### Directive
Pull every line that holds the word "Rejected" from the entries.

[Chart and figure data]
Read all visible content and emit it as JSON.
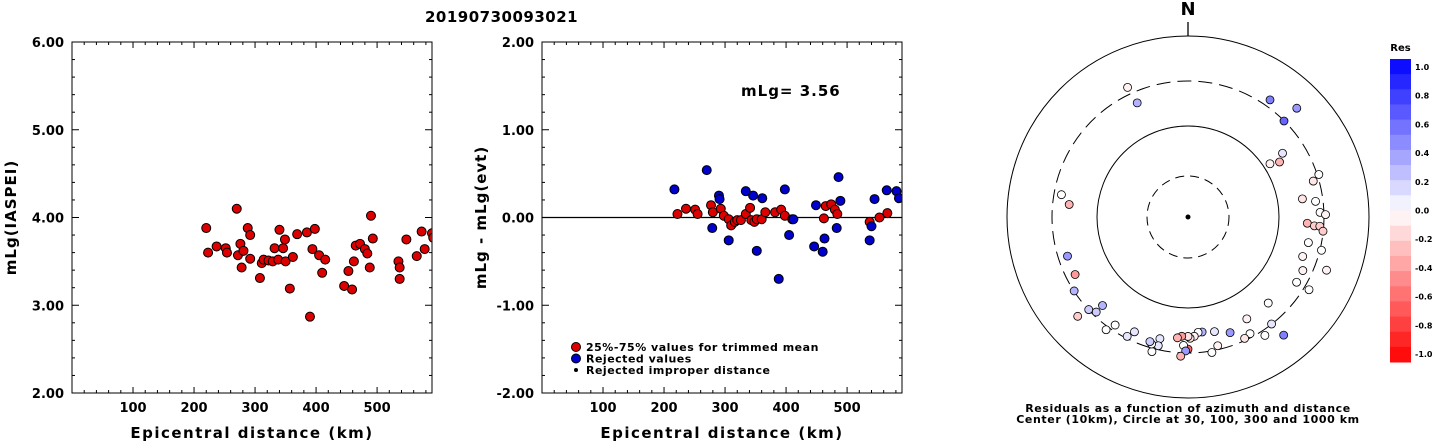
{
  "event_id": "20190730093021",
  "colors": {
    "red": "#dd0000",
    "blue": "#0000cc",
    "ink": "#000000"
  },
  "chart_data": [
    {
      "type": "scatter",
      "title": "",
      "xlabel": "Epicentral distance (km)",
      "ylabel": "mLg(IASPEI)",
      "xlim": [
        0,
        590
      ],
      "ylim": [
        2.0,
        6.0
      ],
      "x_ticks": [
        100,
        200,
        300,
        400,
        500
      ],
      "x_tick_labels": [
        "100",
        "200",
        "300",
        "400",
        "500"
      ],
      "y_ticks": [
        2.0,
        3.0,
        4.0,
        5.0,
        6.0
      ],
      "y_tick_labels": [
        "2.00",
        "3.00",
        "4.00",
        "5.00",
        "6.00"
      ],
      "series": [
        {
          "color": "red",
          "points": [
            [
              220,
              3.88
            ],
            [
              223,
              3.6
            ],
            [
              237,
              3.67
            ],
            [
              252,
              3.65
            ],
            [
              254,
              3.6
            ],
            [
              270,
              4.1
            ],
            [
              272,
              3.57
            ],
            [
              276,
              3.7
            ],
            [
              278,
              3.43
            ],
            [
              281,
              3.62
            ],
            [
              288,
              3.88
            ],
            [
              292,
              3.8
            ],
            [
              292,
              3.53
            ],
            [
              308,
              3.31
            ],
            [
              311,
              3.48
            ],
            [
              314,
              3.52
            ],
            [
              322,
              3.51
            ],
            [
              329,
              3.5
            ],
            [
              332,
              3.65
            ],
            [
              338,
              3.52
            ],
            [
              340,
              3.86
            ],
            [
              346,
              3.65
            ],
            [
              349,
              3.75
            ],
            [
              350,
              3.5
            ],
            [
              357,
              3.19
            ],
            [
              362,
              3.55
            ],
            [
              369,
              3.81
            ],
            [
              385,
              3.83
            ],
            [
              390,
              2.87
            ],
            [
              394,
              3.64
            ],
            [
              398,
              3.87
            ],
            [
              405,
              3.57
            ],
            [
              410,
              3.37
            ],
            [
              415,
              3.52
            ],
            [
              446,
              3.22
            ],
            [
              453,
              3.39
            ],
            [
              459,
              3.18
            ],
            [
              462,
              3.5
            ],
            [
              465,
              3.68
            ],
            [
              472,
              3.7
            ],
            [
              480,
              3.64
            ],
            [
              484,
              3.59
            ],
            [
              488,
              3.43
            ],
            [
              490,
              4.02
            ],
            [
              493,
              3.76
            ],
            [
              535,
              3.5
            ],
            [
              537,
              3.3
            ],
            [
              537,
              3.43
            ],
            [
              548,
              3.75
            ],
            [
              565,
              3.56
            ],
            [
              573,
              3.84
            ],
            [
              578,
              3.64
            ],
            [
              590,
              3.82
            ],
            [
              592,
              3.77
            ]
          ]
        }
      ]
    },
    {
      "type": "scatter",
      "title": "",
      "xlabel": "Epicentral distance (km)",
      "ylabel": "mLg - mLg(evt)",
      "annotation": "mLg= 3.56",
      "xlim": [
        0,
        590
      ],
      "ylim": [
        -2.0,
        2.0
      ],
      "x_ticks": [
        100,
        200,
        300,
        400,
        500
      ],
      "x_tick_labels": [
        "100",
        "200",
        "300",
        "400",
        "500"
      ],
      "y_ticks": [
        -2.0,
        -1.0,
        0.0,
        1.0,
        2.0
      ],
      "y_tick_labels": [
        "-2.00",
        "-1.00",
        "0.00",
        "1.00",
        "2.00"
      ],
      "reference_line_y": 0.0,
      "legend": {
        "position": "bottom-left",
        "items": [
          {
            "marker": "red",
            "label": "25%-75% values for trimmed mean"
          },
          {
            "marker": "blue",
            "label": "Rejected values"
          },
          {
            "marker": "small-black",
            "label": "Rejected improper distance"
          }
        ]
      },
      "series": [
        {
          "color": "red",
          "points": [
            [
              222,
              0.04
            ],
            [
              236,
              0.1
            ],
            [
              251,
              0.09
            ],
            [
              255,
              0.04
            ],
            [
              277,
              0.14
            ],
            [
              280,
              0.06
            ],
            [
              293,
              0.1
            ],
            [
              298,
              0.02
            ],
            [
              306,
              -0.02
            ],
            [
              310,
              -0.09
            ],
            [
              316,
              -0.05
            ],
            [
              320,
              -0.03
            ],
            [
              326,
              -0.03
            ],
            [
              334,
              0.04
            ],
            [
              341,
              0.11
            ],
            [
              343,
              -0.03
            ],
            [
              348,
              -0.05
            ],
            [
              352,
              -0.02
            ],
            [
              360,
              -0.02
            ],
            [
              366,
              0.06
            ],
            [
              382,
              0.06
            ],
            [
              392,
              0.09
            ],
            [
              398,
              0.02
            ],
            [
              410,
              -0.02
            ],
            [
              462,
              -0.01
            ],
            [
              465,
              0.13
            ],
            [
              474,
              0.15
            ],
            [
              480,
              0.09
            ],
            [
              484,
              0.04
            ],
            [
              537,
              -0.05
            ],
            [
              553,
              0.0
            ],
            [
              566,
              0.05
            ]
          ]
        },
        {
          "color": "blue",
          "points": [
            [
              217,
              0.32
            ],
            [
              270,
              0.54
            ],
            [
              279,
              -0.12
            ],
            [
              290,
              0.25
            ],
            [
              291,
              0.21
            ],
            [
              306,
              -0.26
            ],
            [
              334,
              0.3
            ],
            [
              346,
              0.25
            ],
            [
              352,
              -0.38
            ],
            [
              361,
              0.22
            ],
            [
              388,
              -0.7
            ],
            [
              398,
              0.32
            ],
            [
              405,
              -0.2
            ],
            [
              412,
              -0.02
            ],
            [
              446,
              -0.33
            ],
            [
              449,
              0.14
            ],
            [
              460,
              -0.39
            ],
            [
              463,
              -0.24
            ],
            [
              483,
              -0.12
            ],
            [
              486,
              0.46
            ],
            [
              489,
              0.19
            ],
            [
              537,
              -0.26
            ],
            [
              540,
              -0.1
            ],
            [
              545,
              0.21
            ],
            [
              565,
              0.31
            ],
            [
              581,
              0.3
            ],
            [
              585,
              0.22
            ]
          ]
        }
      ]
    },
    {
      "type": "scatter",
      "subtype": "polar",
      "north_label": "N",
      "caption_lines": [
        "Residuals as a function of azimuth and distance",
        "Center (10km), Circle at 30, 100, 300 and 1000 km"
      ],
      "colorbar": {
        "title": "Res",
        "tick_labels": [
          "1.0",
          "0.8",
          "0.6",
          "0.4",
          "0.2",
          "0.0",
          "-0.2",
          "-0.4",
          "-0.6",
          "-0.8",
          "-1.0"
        ],
        "range": [
          -1.0,
          1.0
        ]
      },
      "rings": [
        {
          "label": "30 km",
          "style": "dashed"
        },
        {
          "label": "100 km",
          "style": "solid"
        },
        {
          "label": "300 km",
          "style": "dashed"
        },
        {
          "label": "1000 km",
          "style": "solid"
        }
      ],
      "note": "points: [azimuth_deg, radius_fraction_of_1000km_ring, residual]",
      "points": [
        [
          335,
          0.79,
          -0.05
        ],
        [
          336,
          0.69,
          0.3
        ],
        [
          35,
          0.79,
          0.5
        ],
        [
          45,
          0.85,
          0.4
        ],
        [
          45,
          0.75,
          0.6
        ],
        [
          56,
          0.63,
          0.1
        ],
        [
          59,
          0.59,
          -0.3
        ],
        [
          57,
          0.54,
          -0.05
        ],
        [
          72,
          0.76,
          0.0
        ],
        [
          74,
          0.72,
          -0.1
        ],
        [
          81,
          0.64,
          -0.1
        ],
        [
          83,
          0.71,
          0.0
        ],
        [
          88,
          0.73,
          0.0
        ],
        [
          89,
          0.76,
          -0.05
        ],
        [
          93,
          0.66,
          -0.3
        ],
        [
          94,
          0.7,
          -0.2
        ],
        [
          94,
          0.73,
          -0.2
        ],
        [
          96,
          0.75,
          -0.2
        ],
        [
          102,
          0.68,
          0.0
        ],
        [
          109,
          0.67,
          -0.05
        ],
        [
          104,
          0.76,
          0.0
        ],
        [
          111,
          0.82,
          -0.05
        ],
        [
          115,
          0.7,
          -0.05
        ],
        [
          121,
          0.78,
          0.0
        ],
        [
          121,
          0.7,
          0.0
        ],
        [
          137,
          0.65,
          0.0
        ],
        [
          142,
          0.75,
          0.1
        ],
        [
          141,
          0.84,
          0.5
        ],
        [
          147,
          0.78,
          0.0
        ],
        [
          150,
          0.65,
          -0.05
        ],
        [
          152,
          0.73,
          0.0
        ],
        [
          155,
          0.74,
          -0.1
        ],
        [
          160,
          0.68,
          0.4
        ],
        [
          167,
          0.73,
          -0.05
        ],
        [
          170,
          0.76,
          0.0
        ],
        [
          167,
          0.65,
          0.1
        ],
        [
          173,
          0.64,
          0.3
        ],
        [
          175,
          0.64,
          0.0
        ],
        [
          177,
          0.66,
          -0.05
        ],
        [
          179,
          0.67,
          -0.1
        ],
        [
          180,
          0.73,
          -0.6
        ],
        [
          180,
          0.66,
          -0.1
        ],
        [
          182,
          0.71,
          0.0
        ],
        [
          181,
          0.74,
          0.4
        ],
        [
          183,
          0.66,
          -0.4
        ],
        [
          185,
          0.67,
          -0.3
        ],
        [
          183,
          0.77,
          -0.3
        ],
        [
          193,
          0.69,
          0.1
        ],
        [
          193,
          0.73,
          0.1
        ],
        [
          195,
          0.77,
          0.0
        ],
        [
          196,
          0.73,
          0.0
        ],
        [
          197,
          0.72,
          0.2
        ],
        [
          205,
          0.7,
          0.1
        ],
        [
          207,
          0.74,
          0.1
        ],
        [
          214,
          0.72,
          0.0
        ],
        [
          216,
          0.77,
          0.0
        ],
        [
          224,
          0.73,
          0.2
        ],
        [
          224,
          0.68,
          0.3
        ],
        [
          227,
          0.75,
          0.2
        ],
        [
          237,
          0.75,
          0.3
        ],
        [
          252,
          0.7,
          0.4
        ],
        [
          243,
          0.7,
          -0.4
        ],
        [
          276,
          0.66,
          -0.3
        ],
        [
          280,
          0.71,
          0.0
        ],
        [
          228,
          0.82,
          -0.2
        ]
      ]
    }
  ]
}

### Output for this exercise
            "label": "Rejected values"
            "label": "Rejected improper distance"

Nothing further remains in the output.